Exercise instructions:
From the entries below, gather every line containing the string "JSON".

>>>

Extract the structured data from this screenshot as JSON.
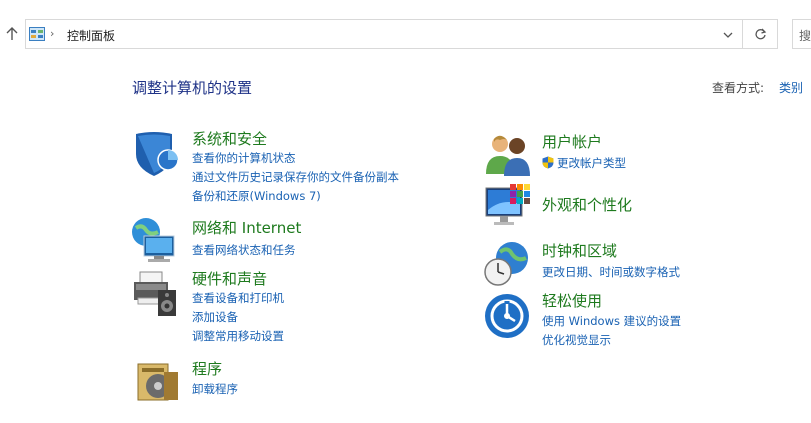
{
  "address_bar": {
    "breadcrumb_separator": "›",
    "path": "控制面板",
    "search_placeholder": "搜"
  },
  "header": {
    "title": "调整计算机的设置",
    "view_by_label": "查看方式:",
    "view_by_value": "类别"
  },
  "categories": {
    "system_security": {
      "title": "系统和安全",
      "links": [
        "查看你的计算机状态",
        "通过文件历史记录保存你的文件备份副本",
        "备份和还原(Windows 7)"
      ]
    },
    "network": {
      "title": "网络和 Internet",
      "links": [
        "查看网络状态和任务"
      ]
    },
    "hardware": {
      "title": "硬件和声音",
      "links": [
        "查看设备和打印机",
        "添加设备",
        "调整常用移动设置"
      ]
    },
    "programs": {
      "title": "程序",
      "links": [
        "卸载程序"
      ]
    },
    "user_accounts": {
      "title": "用户帐户",
      "links": [
        "更改帐户类型"
      ]
    },
    "appearance": {
      "title": "外观和个性化",
      "links": []
    },
    "clock_region": {
      "title": "时钟和区域",
      "links": [
        "更改日期、时间或数字格式"
      ]
    },
    "ease_access": {
      "title": "轻松使用",
      "links": [
        "使用 Windows 建议的设置",
        "优化视觉显示"
      ]
    }
  },
  "colors": {
    "category_title": "#1e7a1e",
    "link": "#1a62b3",
    "page_title": "#1e3287"
  },
  "icons": [
    "up-arrow-icon",
    "control-panel-icon",
    "chevron-down-icon",
    "refresh-icon",
    "shield-icon",
    "network-icon",
    "printer-icon",
    "programs-icon",
    "users-icon",
    "appearance-icon",
    "clock-globe-icon",
    "ease-access-icon",
    "uac-shield-icon"
  ]
}
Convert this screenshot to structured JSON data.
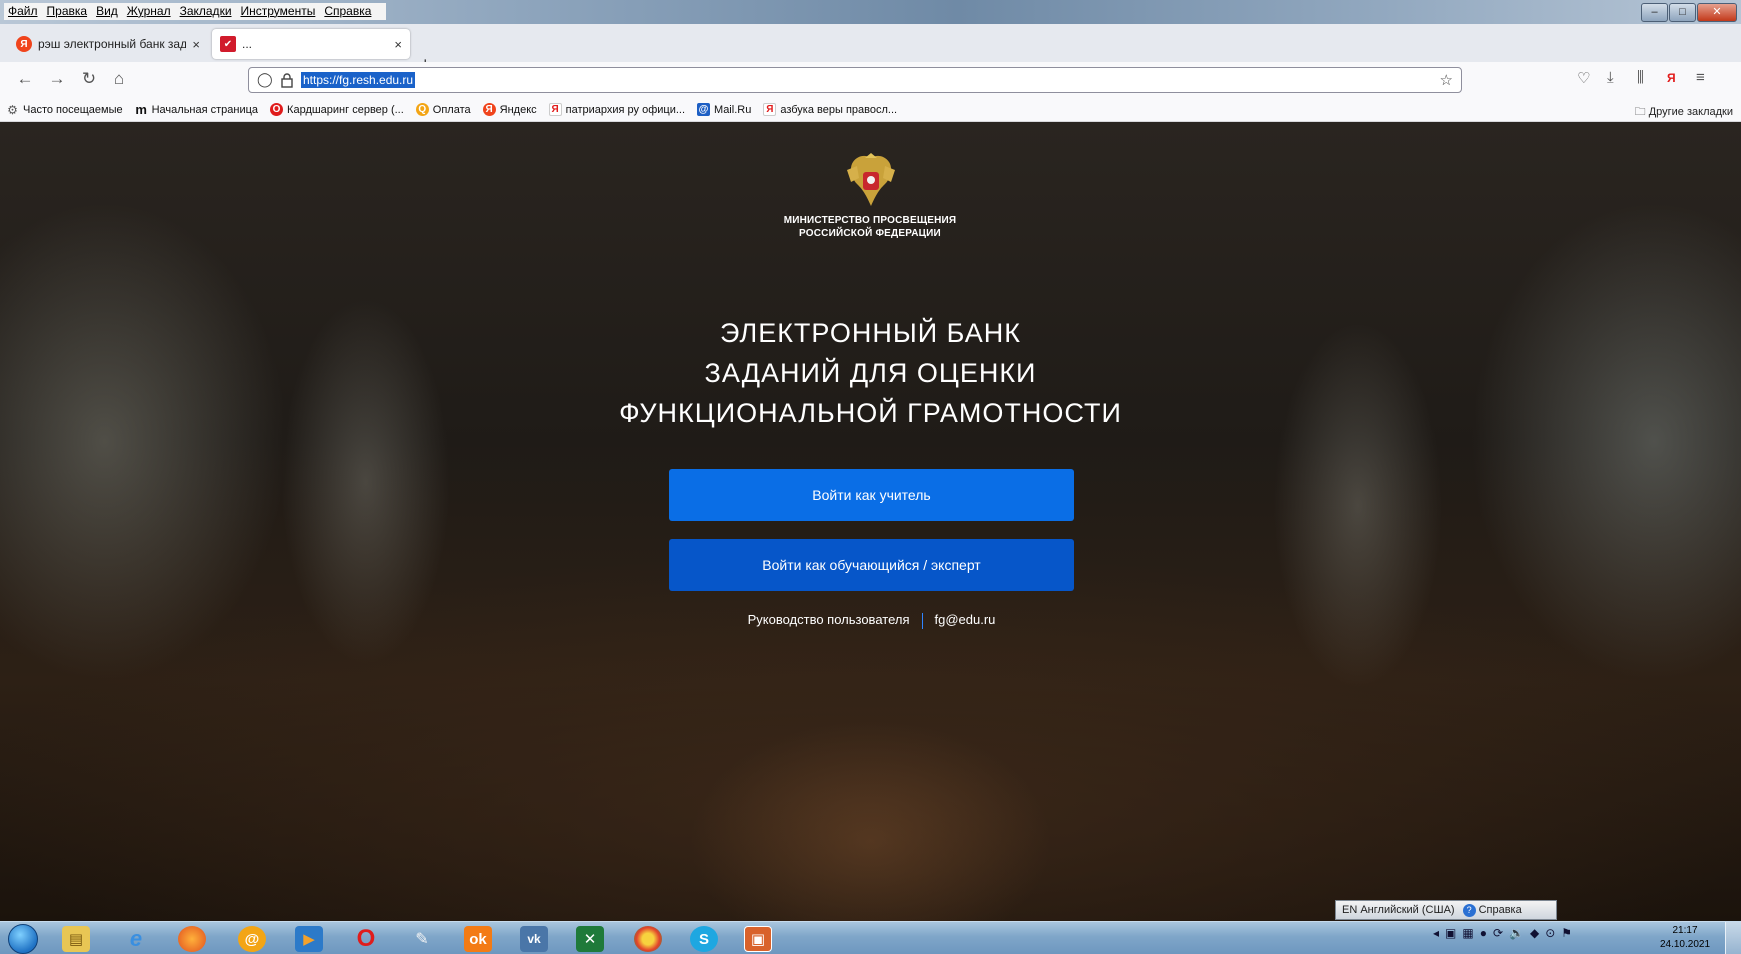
{
  "menubar": {
    "items": [
      "Файл",
      "Правка",
      "Вид",
      "Журнал",
      "Закладки",
      "Инструменты",
      "Справка"
    ]
  },
  "tabs": [
    {
      "title": "рэш электронный банк задани",
      "close": "×"
    },
    {
      "title": "...",
      "close": "×"
    }
  ],
  "new_tab": "+",
  "url": "https://fg.resh.edu.ru",
  "bookmarks": [
    {
      "label": "Часто посещаемые",
      "icon": "gear-icon"
    },
    {
      "label": "Начальная страница",
      "icon": "m-logo-icon"
    },
    {
      "label": "Кардшаринг сервер (...",
      "icon": "opera-icon"
    },
    {
      "label": "Оплата",
      "icon": "q-icon"
    },
    {
      "label": "Яндекс",
      "icon": "yandex-icon"
    },
    {
      "label": "патриархия ру офици...",
      "icon": "yandex-icon"
    },
    {
      "label": "Mail.Ru",
      "icon": "mailru-icon"
    },
    {
      "label": "азбука веры правосл...",
      "icon": "yandex-icon"
    }
  ],
  "other_bookmarks": "Другие закладки",
  "page": {
    "ministry_line1": "МИНИСТЕРСТВО ПРОСВЕЩЕНИЯ",
    "ministry_line2": "РОССИЙСКОЙ ФЕДЕРАЦИИ",
    "title_line1": "ЭЛЕКТРОННЫЙ БАНК",
    "title_line2": "ЗАДАНИЙ ДЛЯ ОЦЕНКИ",
    "title_line3": "ФУНКЦИОНАЛЬНОЙ ГРАМОТНОСТИ",
    "btn_teacher": "Войти как учитель",
    "btn_student": "Войти как обучающийся / эксперт",
    "link_guide": "Руководство пользователя",
    "link_email": "fg@edu.ru"
  },
  "language_bar": {
    "lang": "EN Английский (США)",
    "help": "Справка"
  },
  "clock": {
    "time": "21:17",
    "date": "24.10.2021"
  },
  "colors": {
    "btn_teacher": "#0a6ee6",
    "btn_student": "#0656c9",
    "url_highlight": "#1a62c9"
  }
}
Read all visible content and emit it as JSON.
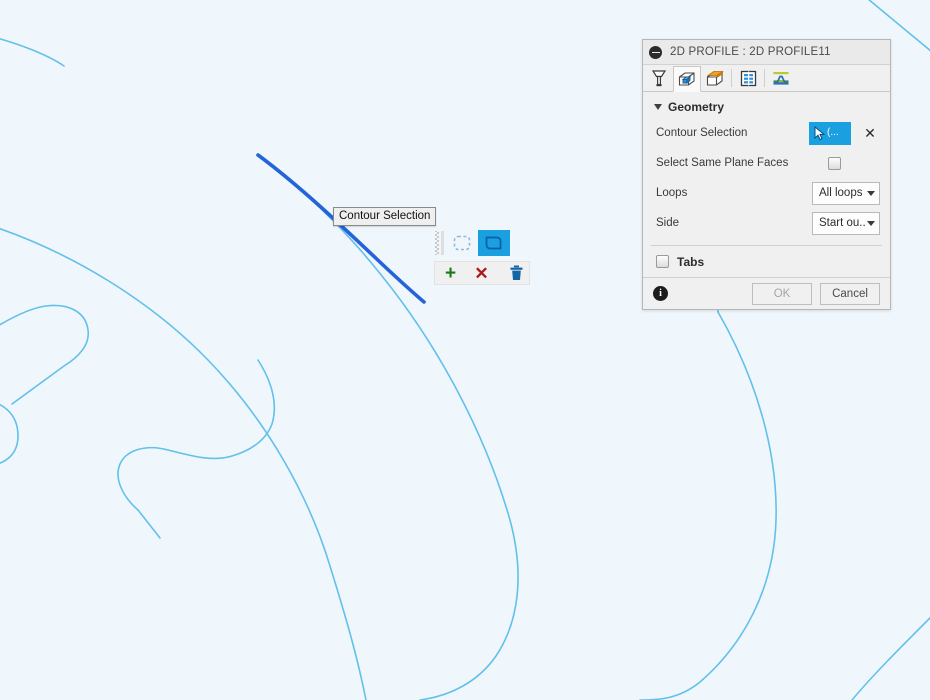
{
  "app": {
    "background_color": "#eff7fd",
    "sketch_curve_color": "#62c0ea",
    "selected_contour_color": "#2563d9",
    "accent_color": "#1a9fe0"
  },
  "canvas": {
    "name": "cad-viewport",
    "tooltip": {
      "label": "Contour Selection"
    }
  },
  "mini_toolbar": {
    "drag_handle_name": "drag-handle",
    "modes": [
      {
        "name": "chain-selection-mode",
        "label": "Chain selection",
        "active": false
      },
      {
        "name": "single-selection-mode",
        "label": "Single selection",
        "active": true
      }
    ],
    "actions": [
      {
        "name": "add-selection-button",
        "glyph": "+",
        "label": "Add"
      },
      {
        "name": "remove-selection-button",
        "glyph": "✕",
        "label": "Remove"
      },
      {
        "name": "delete-selection-button",
        "glyph": "trash",
        "label": "Delete"
      }
    ]
  },
  "dialog": {
    "title": "2D PROFILE : 2D PROFILE11",
    "collapse_label": "Collapse",
    "tabs": [
      {
        "id": "tool",
        "icon": "endmill-tool-icon",
        "label": "Tool",
        "active": false
      },
      {
        "id": "geometry",
        "icon": "geometry-cube-icon",
        "label": "Geometry",
        "active": true
      },
      {
        "id": "heights",
        "icon": "heights-stock-icon",
        "label": "Heights",
        "active": false
      },
      {
        "id": "passes",
        "icon": "passes-layers-icon",
        "label": "Passes",
        "active": false
      },
      {
        "id": "linking",
        "icon": "linking-ramp-icon",
        "label": "Linking",
        "active": false
      }
    ],
    "geometry": {
      "section_title": "Geometry",
      "rows": [
        {
          "name": "contour-selection",
          "label": "Contour Selection",
          "control": "select-button",
          "button_text": "(...",
          "clear_glyph": "✕"
        },
        {
          "name": "select-same-plane-faces",
          "label": "Select Same Plane Faces",
          "control": "checkbox",
          "checked": false
        },
        {
          "name": "loops",
          "label": "Loops",
          "control": "dropdown",
          "value": "All loops"
        },
        {
          "name": "side",
          "label": "Side",
          "control": "dropdown",
          "value": "Start ou..."
        }
      ]
    },
    "tabs_group": {
      "name": "tabs-group",
      "label": "Tabs",
      "checked": false
    },
    "footer": {
      "info_glyph": "i",
      "ok_label": "OK",
      "cancel_label": "Cancel",
      "ok_disabled": true
    }
  }
}
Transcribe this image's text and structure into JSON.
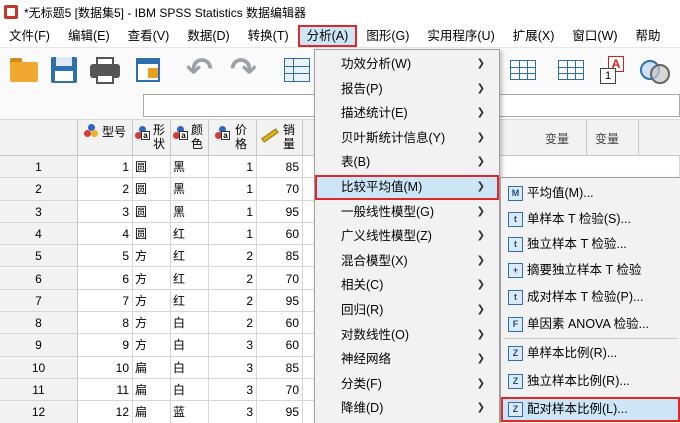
{
  "window": {
    "title": "*无标题5 [数据集5] - IBM SPSS Statistics 数据编辑器"
  },
  "menubar": [
    {
      "label": "文件(F)"
    },
    {
      "label": "编辑(E)"
    },
    {
      "label": "查看(V)"
    },
    {
      "label": "数据(D)"
    },
    {
      "label": "转换(T)"
    },
    {
      "label": "分析(A)"
    },
    {
      "label": "图形(G)"
    },
    {
      "label": "实用程序(U)"
    },
    {
      "label": "扩展(X)"
    },
    {
      "label": "窗口(W)"
    },
    {
      "label": "帮助"
    }
  ],
  "toolbar": {
    "value_labels_glyph": "A",
    "value_labels_glyph2": "1"
  },
  "grid": {
    "columns": [
      {
        "name": "型号",
        "icon": "nominal-numeric-icon"
      },
      {
        "name": "形状",
        "icon": "nominal-string-icon"
      },
      {
        "name": "颜色",
        "icon": "nominal-string-icon"
      },
      {
        "name": "价格",
        "icon": "nominal-string-icon"
      },
      {
        "name": "销量",
        "icon": "scale-ruler-icon"
      }
    ],
    "extra_headers": [
      "变量",
      "变量"
    ],
    "rows": [
      {
        "n": "1",
        "xh": "1",
        "xz": "圆",
        "ys": "黑",
        "jg": "1",
        "xl": "85"
      },
      {
        "n": "2",
        "xh": "2",
        "xz": "圆",
        "ys": "黑",
        "jg": "1",
        "xl": "70"
      },
      {
        "n": "3",
        "xh": "3",
        "xz": "圆",
        "ys": "黑",
        "jg": "1",
        "xl": "95"
      },
      {
        "n": "4",
        "xh": "4",
        "xz": "圆",
        "ys": "红",
        "jg": "1",
        "xl": "60"
      },
      {
        "n": "5",
        "xh": "5",
        "xz": "方",
        "ys": "红",
        "jg": "2",
        "xl": "85"
      },
      {
        "n": "6",
        "xh": "6",
        "xz": "方",
        "ys": "红",
        "jg": "2",
        "xl": "70"
      },
      {
        "n": "7",
        "xh": "7",
        "xz": "方",
        "ys": "红",
        "jg": "2",
        "xl": "95"
      },
      {
        "n": "8",
        "xh": "8",
        "xz": "方",
        "ys": "白",
        "jg": "2",
        "xl": "60"
      },
      {
        "n": "9",
        "xh": "9",
        "xz": "方",
        "ys": "白",
        "jg": "3",
        "xl": "60"
      },
      {
        "n": "10",
        "xh": "10",
        "xz": "扁",
        "ys": "白",
        "jg": "3",
        "xl": "85"
      },
      {
        "n": "11",
        "xh": "11",
        "xz": "扁",
        "ys": "白",
        "jg": "3",
        "xl": "70"
      },
      {
        "n": "12",
        "xh": "12",
        "xz": "扁",
        "ys": "蓝",
        "jg": "3",
        "xl": "95"
      }
    ]
  },
  "analyze_menu": [
    {
      "label": "功效分析(W)"
    },
    {
      "label": "报告(P)"
    },
    {
      "label": "描述统计(E)"
    },
    {
      "label": "贝叶斯统计信息(Y)"
    },
    {
      "label": "表(B)"
    },
    {
      "label": "比较平均值(M)"
    },
    {
      "label": "一般线性模型(G)"
    },
    {
      "label": "广义线性模型(Z)"
    },
    {
      "label": "混合模型(X)"
    },
    {
      "label": "相关(C)"
    },
    {
      "label": "回归(R)"
    },
    {
      "label": "对数线性(O)"
    },
    {
      "label": "神经网络"
    },
    {
      "label": "分类(F)"
    },
    {
      "label": "降维(D)"
    }
  ],
  "compare_means_menu": [
    {
      "label": "平均值(M)...",
      "glyph": "M"
    },
    {
      "label": "单样本 T 检验(S)...",
      "glyph": "t"
    },
    {
      "label": "独立样本 T 检验...",
      "glyph": "t"
    },
    {
      "label": "摘要独立样本 T 检验",
      "glyph": "+"
    },
    {
      "label": "成对样本 T 检验(P)...",
      "glyph": "t"
    },
    {
      "label": "单因素 ANOVA 检验...",
      "glyph": "F"
    },
    {
      "label": "单样本比例(R)...",
      "glyph": "Z"
    },
    {
      "label": "独立样本比例(R)...",
      "glyph": "Z"
    },
    {
      "label": "配对样本比例(L)...",
      "glyph": "Z"
    }
  ],
  "colors": {
    "highlight": "#cde6f7",
    "callout_red": "#e0282a"
  }
}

<<<

Final answer:
Extract the structured data from this screenshot as JSON.
Convert this screenshot to structured JSON data.
Read all visible content and emit it as JSON.
Transcribe this image's text and structure into JSON.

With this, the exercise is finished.